• _Alıntı Metin_
Güncel anlamda yaşam kategorilerden oluşuyor. Kendimize yemek, uyumak, eğlenmek veya iş yapmak için zaman dilimleri tahsis ediyoruz. Pek çok kişi için ise bu zaman harcama dilimleri bir ‘rasgelelik’ şeklinde oluşuyor. Bir ‘düzensizlik düzeni’ içinde yaşamayı tercih edenlerimiz var. Yaşamda ilgilendiğimiz tüm konulara ‘iş kategorisinde’ olarak yaklaşmak, bazılarımıza çekici ve doğru gelmeyebilir. Hatta “İyi bir şey olsa, adı iş olmazdı” diyerek sıkıcı bile bulabiliriz. Ama sorunlara ve geleceğe ilişkin konulara akılcı ve sistematik yaklaşımlar geliştirmenin yararlarını da inkâr edemeyiz. Her yaşam kategorisinin kendine özgü bir disiplin anlayışı olduğunu benimsemek sanki daha doğru…
Konu ne olursa olsun; yaşamımızda bir yenilik özlüyor, bekliyor ve tasarlıyorsak, öncelikle bununla ilgili doğru tespit edilmiş bir fikrimiz olmalı. Eğer bu yeni bir ekonomik işin kurulması ise bir kez daha doğrudur. Bazı insanlar yeni iş fikirleri üretmeye çok daha yatkın ve yetkindirler. Ama bu gerçek, herkesin yeni fikirler bulma konusunda yapabilecekleri olduğunu dışarıda bırakmaz. Kimi zaman yeni bir fikir, tümüyle kişinin yaratıcılığı sonucunda gündeme gelirken, bazen bu fikri, yakın ve uzak çevremizi inceleyerek buluruz. Bu anlamda gezip görmenin, okumanın, gözlediklerimizi kıyaslamanın ve değerlendirmenin büyük önemi olduğunu söyleyebilirim.

• _Gösterilen Bilgiler_
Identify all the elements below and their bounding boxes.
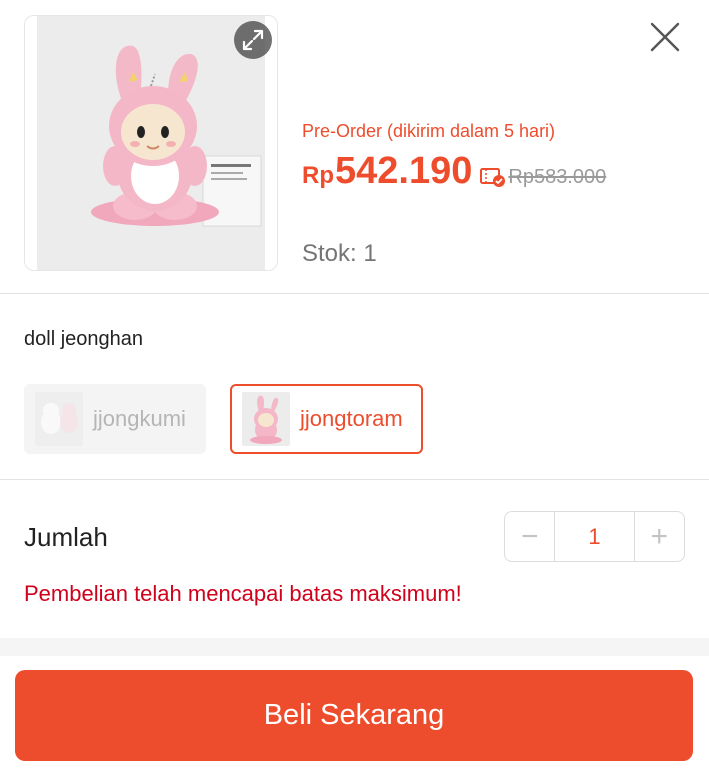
quantity-label: Jumlah — [24, 522, 108, 552]
buy-now-button[interactable]: Beli Sekarang — [15, 670, 693, 761]
preorder-note: Pre-Order (dikirim dalam 5 hari) — [302, 121, 556, 141]
option-thumbnail — [35, 392, 83, 446]
expand-icon — [242, 29, 264, 51]
plus-icon: + — [650, 519, 669, 553]
price-value: 542.190 — [335, 150, 473, 192]
decrease-button[interactable]: − — [505, 512, 554, 561]
close-icon — [650, 22, 680, 52]
plush-toy-photo — [25, 16, 277, 270]
variant-bottom-sheet: Pre-Order (dikirim dalam 5 hari) Rp 542.… — [0, 0, 709, 773]
original-price: Rp583.000 — [508, 166, 607, 188]
quantity-input[interactable]: 1 — [554, 512, 635, 561]
stock-count: Stok: 1 — [302, 240, 377, 267]
option-jjongkumi[interactable]: jjongkumi — [24, 384, 206, 454]
product-image[interactable] — [24, 15, 278, 271]
option-label: jjongtoram — [300, 406, 403, 431]
option-label: jjongkumi — [93, 406, 186, 431]
price-currency: Rp — [302, 162, 334, 189]
divider — [0, 479, 709, 480]
close-button[interactable] — [646, 18, 684, 56]
option-thumbnail — [242, 392, 290, 446]
voucher-check-icon — [480, 168, 506, 187]
minus-icon: − — [520, 519, 539, 553]
variation-title: doll jeonghan — [24, 328, 143, 350]
section-separator — [0, 638, 709, 656]
expand-image-button[interactable] — [234, 21, 272, 59]
increase-button[interactable]: + — [635, 512, 684, 561]
divider — [0, 293, 709, 294]
purchase-limit-message: Pembelian telah mencapai batas maksimum! — [24, 581, 462, 606]
price-row: Rp 542.190 Rp583.000 — [302, 150, 606, 200]
option-jjongtoram[interactable]: jjongtoram — [230, 384, 423, 454]
quantity-stepper: − 1 + — [504, 511, 685, 562]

• _Ne İsteniyor_
Alıntı metne göre kendimize hangi işler için zaman dilimi ayırıyoruz? Metinde sayılanların hepsini yazın.

• _Alıştırmanın Sonucu_
Yemek, uyumak, eğlenmek ve iş yapmak.